Exercise directions –
Copy out the data exactly, leaving the pictures behind.

Stored data –
----------
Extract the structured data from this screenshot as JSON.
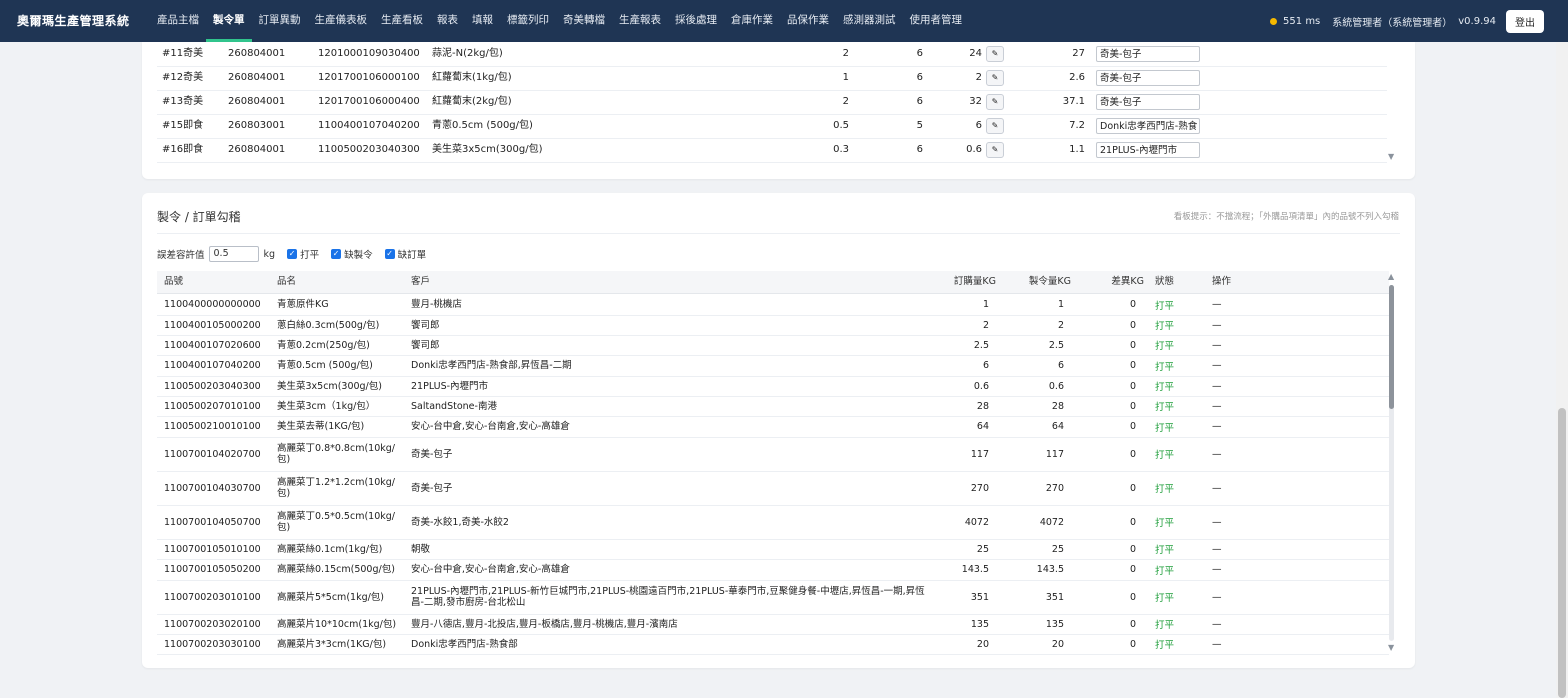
{
  "app": {
    "title": "奧爾瑪生產管理系統"
  },
  "nav": [
    {
      "label": "產品主檔"
    },
    {
      "label": "製令單",
      "active": true
    },
    {
      "label": "訂單異動"
    },
    {
      "label": "生產儀表板"
    },
    {
      "label": "生產看板"
    },
    {
      "label": "報表"
    },
    {
      "label": "填報"
    },
    {
      "label": "標籤列印"
    },
    {
      "label": "奇美轉檔"
    },
    {
      "label": "生產報表"
    },
    {
      "label": "採後處理"
    },
    {
      "label": "倉庫作業"
    },
    {
      "label": "品保作業"
    },
    {
      "label": "感測器測試"
    },
    {
      "label": "使用者管理"
    }
  ],
  "status": {
    "latency": "551 ms",
    "user": "系統管理者（系統管理者）",
    "version": "v0.9.94",
    "logout_label": "登出",
    "dot_color": "#f5b800"
  },
  "top_table": {
    "rows": [
      {
        "id": "#11奇美",
        "order": "260804001",
        "code": "1201000109030400",
        "name": "蒜泥-N(2kg/包)",
        "a": "2",
        "b": "6",
        "c": "24",
        "d": "27",
        "customer": "奇美-包子"
      },
      {
        "id": "#12奇美",
        "order": "260804001",
        "code": "1201700106000100",
        "name": "紅蘿蔔末(1kg/包)",
        "a": "1",
        "b": "6",
        "c": "2",
        "d": "2.6",
        "customer": "奇美-包子"
      },
      {
        "id": "#13奇美",
        "order": "260804001",
        "code": "1201700106000400",
        "name": "紅蘿蔔末(2kg/包)",
        "a": "2",
        "b": "6",
        "c": "32",
        "d": "37.1",
        "customer": "奇美-包子"
      },
      {
        "id": "#15即食",
        "order": "260803001",
        "code": "1100400107040200",
        "name": "青蔥0.5cm (500g/包)",
        "a": "0.5",
        "b": "5",
        "c": "6",
        "d": "7.2",
        "customer": "Donki忠孝西門店-熟食"
      },
      {
        "id": "#16即食",
        "order": "260804001",
        "code": "1100500203040300",
        "name": "美生菜3x5cm(300g/包)",
        "a": "0.3",
        "b": "6",
        "c": "0.6",
        "d": "1.1",
        "customer": "21PLUS-內壢門市"
      }
    ]
  },
  "section": {
    "title": "製令 / 訂單勾稽",
    "hint": "看板提示：不擋流程；「外購品項清單」內的品號不列入勾稽",
    "tolerance_label": "誤差容許值",
    "tolerance_value": "0.5",
    "unit": "kg",
    "checkboxes": [
      {
        "label": "打平"
      },
      {
        "label": "缺製令"
      },
      {
        "label": "缺訂單"
      }
    ]
  },
  "check_table": {
    "headers": {
      "code": "品號",
      "name": "品名",
      "customer": "客戶",
      "order_kg": "訂購量KG",
      "make_kg": "製令量KG",
      "diff_kg": "差異KG",
      "status": "狀態",
      "action": "操作"
    },
    "rows": [
      {
        "code": "1100400000000000",
        "name": "青蔥原件KG",
        "customer": "豐月-桃機店",
        "order_kg": "1",
        "make_kg": "1",
        "diff_kg": "0",
        "status": "打平",
        "action": "—"
      },
      {
        "code": "1100400105000200",
        "name": "蔥白絲0.3cm(500g/包)",
        "customer": "饗司郎",
        "order_kg": "2",
        "make_kg": "2",
        "diff_kg": "0",
        "status": "打平",
        "action": "—"
      },
      {
        "code": "1100400107020600",
        "name": "青蔥0.2cm(250g/包)",
        "customer": "饗司郎",
        "order_kg": "2.5",
        "make_kg": "2.5",
        "diff_kg": "0",
        "status": "打平",
        "action": "—"
      },
      {
        "code": "1100400107040200",
        "name": "青蔥0.5cm (500g/包)",
        "customer": "Donki忠孝西門店-熟食部,昇恆昌-二期",
        "order_kg": "6",
        "make_kg": "6",
        "diff_kg": "0",
        "status": "打平",
        "action": "—"
      },
      {
        "code": "1100500203040300",
        "name": "美生菜3x5cm(300g/包)",
        "customer": "21PLUS-內壢門市",
        "order_kg": "0.6",
        "make_kg": "0.6",
        "diff_kg": "0",
        "status": "打平",
        "action": "—"
      },
      {
        "code": "1100500207010100",
        "name": "美生菜3cm（1kg/包）",
        "customer": "SaltandStone-南港",
        "order_kg": "28",
        "make_kg": "28",
        "diff_kg": "0",
        "status": "打平",
        "action": "—"
      },
      {
        "code": "1100500210010100",
        "name": "美生菜去蒂(1KG/包)",
        "customer": "安心-台中倉,安心-台南倉,安心-高雄倉",
        "order_kg": "64",
        "make_kg": "64",
        "diff_kg": "0",
        "status": "打平",
        "action": "—"
      },
      {
        "code": "1100700104020700",
        "name": "高麗菜丁0.8*0.8cm(10kg/包)",
        "customer": "奇美-包子",
        "order_kg": "117",
        "make_kg": "117",
        "diff_kg": "0",
        "status": "打平",
        "action": "—"
      },
      {
        "code": "1100700104030700",
        "name": "高麗菜丁1.2*1.2cm(10kg/包)",
        "customer": "奇美-包子",
        "order_kg": "270",
        "make_kg": "270",
        "diff_kg": "0",
        "status": "打平",
        "action": "—"
      },
      {
        "code": "1100700104050700",
        "name": "高麗菜丁0.5*0.5cm(10kg/包)",
        "customer": "奇美-水餃1,奇美-水餃2",
        "order_kg": "4072",
        "make_kg": "4072",
        "diff_kg": "0",
        "status": "打平",
        "action": "—"
      },
      {
        "code": "1100700105010100",
        "name": "高麗菜絲0.1cm(1kg/包)",
        "customer": "朝敬",
        "order_kg": "25",
        "make_kg": "25",
        "diff_kg": "0",
        "status": "打平",
        "action": "—"
      },
      {
        "code": "1100700105050200",
        "name": "高麗菜絲0.15cm(500g/包)",
        "customer": "安心-台中倉,安心-台南倉,安心-高雄倉",
        "order_kg": "143.5",
        "make_kg": "143.5",
        "diff_kg": "0",
        "status": "打平",
        "action": "—"
      },
      {
        "code": "1100700203010100",
        "name": "高麗菜片5*5cm(1kg/包)",
        "customer": "21PLUS-內壢門市,21PLUS-新竹巨城門市,21PLUS-桃園遠百門市,21PLUS-華泰門市,豆聚健身餐-中壢店,昇恆昌-一期,昇恆昌-二期,發市廚房-台北松山",
        "order_kg": "351",
        "make_kg": "351",
        "diff_kg": "0",
        "status": "打平",
        "action": "—"
      },
      {
        "code": "1100700203020100",
        "name": "高麗菜片10*10cm(1kg/包)",
        "customer": "豐月-八德店,豐月-北投店,豐月-板橋店,豐月-桃機店,豐月-濱南店",
        "order_kg": "135",
        "make_kg": "135",
        "diff_kg": "0",
        "status": "打平",
        "action": "—"
      },
      {
        "code": "1100700203030100",
        "name": "高麗菜片3*3cm(1KG/包)",
        "customer": "Donki忠孝西門店-熟食部",
        "order_kg": "20",
        "make_kg": "20",
        "diff_kg": "0",
        "status": "打平",
        "action": "—"
      }
    ]
  },
  "colors": {
    "topbar": "#1f3554",
    "accent": "#31c48d",
    "ok": "#1e9e3a",
    "checkbox": "#1a73e8"
  },
  "icons": {
    "edit": "pencil-icon",
    "scroll_up": "triangle-up-icon",
    "scroll_down": "triangle-down-icon",
    "status": "status-dot-icon"
  }
}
----------
Completed task –
Extract the structured data from this screenshot as JSON.
{
  "app": {
    "title": "奧爾瑪生產管理系統"
  },
  "nav": [
    {
      "label": "產品主檔"
    },
    {
      "label": "製令單",
      "active": true
    },
    {
      "label": "訂單異動"
    },
    {
      "label": "生產儀表板"
    },
    {
      "label": "生產看板"
    },
    {
      "label": "報表"
    },
    {
      "label": "填報"
    },
    {
      "label": "標籤列印"
    },
    {
      "label": "奇美轉檔"
    },
    {
      "label": "生產報表"
    },
    {
      "label": "採後處理"
    },
    {
      "label": "倉庫作業"
    },
    {
      "label": "品保作業"
    },
    {
      "label": "感測器測試"
    },
    {
      "label": "使用者管理"
    }
  ],
  "status": {
    "latency": "551 ms",
    "user": "系統管理者（系統管理者）",
    "version": "v0.9.94",
    "logout_label": "登出",
    "dot_color": "#f5b800"
  },
  "top_table": {
    "rows": [
      {
        "id": "#11奇美",
        "order": "260804001",
        "code": "1201000109030400",
        "name": "蒜泥-N(2kg/包)",
        "a": "2",
        "b": "6",
        "c": "24",
        "d": "27",
        "customer": "奇美-包子"
      },
      {
        "id": "#12奇美",
        "order": "260804001",
        "code": "1201700106000100",
        "name": "紅蘿蔔末(1kg/包)",
        "a": "1",
        "b": "6",
        "c": "2",
        "d": "2.6",
        "customer": "奇美-包子"
      },
      {
        "id": "#13奇美",
        "order": "260804001",
        "code": "1201700106000400",
        "name": "紅蘿蔔末(2kg/包)",
        "a": "2",
        "b": "6",
        "c": "32",
        "d": "37.1",
        "customer": "奇美-包子"
      },
      {
        "id": "#15即食",
        "order": "260803001",
        "code": "1100400107040200",
        "name": "青蔥0.5cm (500g/包)",
        "a": "0.5",
        "b": "5",
        "c": "6",
        "d": "7.2",
        "customer": "Donki忠孝西門店-熟食"
      },
      {
        "id": "#16即食",
        "order": "260804001",
        "code": "1100500203040300",
        "name": "美生菜3x5cm(300g/包)",
        "a": "0.3",
        "b": "6",
        "c": "0.6",
        "d": "1.1",
        "customer": "21PLUS-內壢門市"
      }
    ]
  },
  "section": {
    "title": "製令 / 訂單勾稽",
    "hint": "看板提示：不擋流程；「外購品項清單」內的品號不列入勾稽",
    "tolerance_label": "誤差容許值",
    "tolerance_value": "0.5",
    "unit": "kg",
    "checkboxes": [
      {
        "label": "打平"
      },
      {
        "label": "缺製令"
      },
      {
        "label": "缺訂單"
      }
    ]
  },
  "check_table": {
    "headers": {
      "code": "品號",
      "name": "品名",
      "customer": "客戶",
      "order_kg": "訂購量KG",
      "make_kg": "製令量KG",
      "diff_kg": "差異KG",
      "status": "狀態",
      "action": "操作"
    },
    "rows": [
      {
        "code": "1100400000000000",
        "name": "青蔥原件KG",
        "customer": "豐月-桃機店",
        "order_kg": "1",
        "make_kg": "1",
        "diff_kg": "0",
        "status": "打平",
        "action": "—"
      },
      {
        "code": "1100400105000200",
        "name": "蔥白絲0.3cm(500g/包)",
        "customer": "饗司郎",
        "order_kg": "2",
        "make_kg": "2",
        "diff_kg": "0",
        "status": "打平",
        "action": "—"
      },
      {
        "code": "1100400107020600",
        "name": "青蔥0.2cm(250g/包)",
        "customer": "饗司郎",
        "order_kg": "2.5",
        "make_kg": "2.5",
        "diff_kg": "0",
        "status": "打平",
        "action": "—"
      },
      {
        "code": "1100400107040200",
        "name": "青蔥0.5cm (500g/包)",
        "customer": "Donki忠孝西門店-熟食部,昇恆昌-二期",
        "order_kg": "6",
        "make_kg": "6",
        "diff_kg": "0",
        "status": "打平",
        "action": "—"
      },
      {
        "code": "1100500203040300",
        "name": "美生菜3x5cm(300g/包)",
        "customer": "21PLUS-內壢門市",
        "order_kg": "0.6",
        "make_kg": "0.6",
        "diff_kg": "0",
        "status": "打平",
        "action": "—"
      },
      {
        "code": "1100500207010100",
        "name": "美生菜3cm（1kg/包）",
        "customer": "SaltandStone-南港",
        "order_kg": "28",
        "make_kg": "28",
        "diff_kg": "0",
        "status": "打平",
        "action": "—"
      },
      {
        "code": "1100500210010100",
        "name": "美生菜去蒂(1KG/包)",
        "customer": "安心-台中倉,安心-台南倉,安心-高雄倉",
        "order_kg": "64",
        "make_kg": "64",
        "diff_kg": "0",
        "status": "打平",
        "action": "—"
      },
      {
        "code": "1100700104020700",
        "name": "高麗菜丁0.8*0.8cm(10kg/包)",
        "customer": "奇美-包子",
        "order_kg": "117",
        "make_kg": "117",
        "diff_kg": "0",
        "status": "打平",
        "action": "—"
      },
      {
        "code": "1100700104030700",
        "name": "高麗菜丁1.2*1.2cm(10kg/包)",
        "customer": "奇美-包子",
        "order_kg": "270",
        "make_kg": "270",
        "diff_kg": "0",
        "status": "打平",
        "action": "—"
      },
      {
        "code": "1100700104050700",
        "name": "高麗菜丁0.5*0.5cm(10kg/包)",
        "customer": "奇美-水餃1,奇美-水餃2",
        "order_kg": "4072",
        "make_kg": "4072",
        "diff_kg": "0",
        "status": "打平",
        "action": "—"
      },
      {
        "code": "1100700105010100",
        "name": "高麗菜絲0.1cm(1kg/包)",
        "customer": "朝敬",
        "order_kg": "25",
        "make_kg": "25",
        "diff_kg": "0",
        "status": "打平",
        "action": "—"
      },
      {
        "code": "1100700105050200",
        "name": "高麗菜絲0.15cm(500g/包)",
        "customer": "安心-台中倉,安心-台南倉,安心-高雄倉",
        "order_kg": "143.5",
        "make_kg": "143.5",
        "diff_kg": "0",
        "status": "打平",
        "action": "—"
      },
      {
        "code": "1100700203010100",
        "name": "高麗菜片5*5cm(1kg/包)",
        "customer": "21PLUS-內壢門市,21PLUS-新竹巨城門市,21PLUS-桃園遠百門市,21PLUS-華泰門市,豆聚健身餐-中壢店,昇恆昌-一期,昇恆昌-二期,發市廚房-台北松山",
        "order_kg": "351",
        "make_kg": "351",
        "diff_kg": "0",
        "status": "打平",
        "action": "—"
      },
      {
        "code": "1100700203020100",
        "name": "高麗菜片10*10cm(1kg/包)",
        "customer": "豐月-八德店,豐月-北投店,豐月-板橋店,豐月-桃機店,豐月-濱南店",
        "order_kg": "135",
        "make_kg": "135",
        "diff_kg": "0",
        "status": "打平",
        "action": "—"
      },
      {
        "code": "1100700203030100",
        "name": "高麗菜片3*3cm(1KG/包)",
        "customer": "Donki忠孝西門店-熟食部",
        "order_kg": "20",
        "make_kg": "20",
        "diff_kg": "0",
        "status": "打平",
        "action": "—"
      }
    ]
  },
  "colors": {
    "topbar": "#1f3554",
    "accent": "#31c48d",
    "ok": "#1e9e3a",
    "checkbox": "#1a73e8"
  },
  "icons": {
    "edit": "pencil-icon",
    "scroll_up": "triangle-up-icon",
    "scroll_down": "triangle-down-icon",
    "status": "status-dot-icon"
  }
}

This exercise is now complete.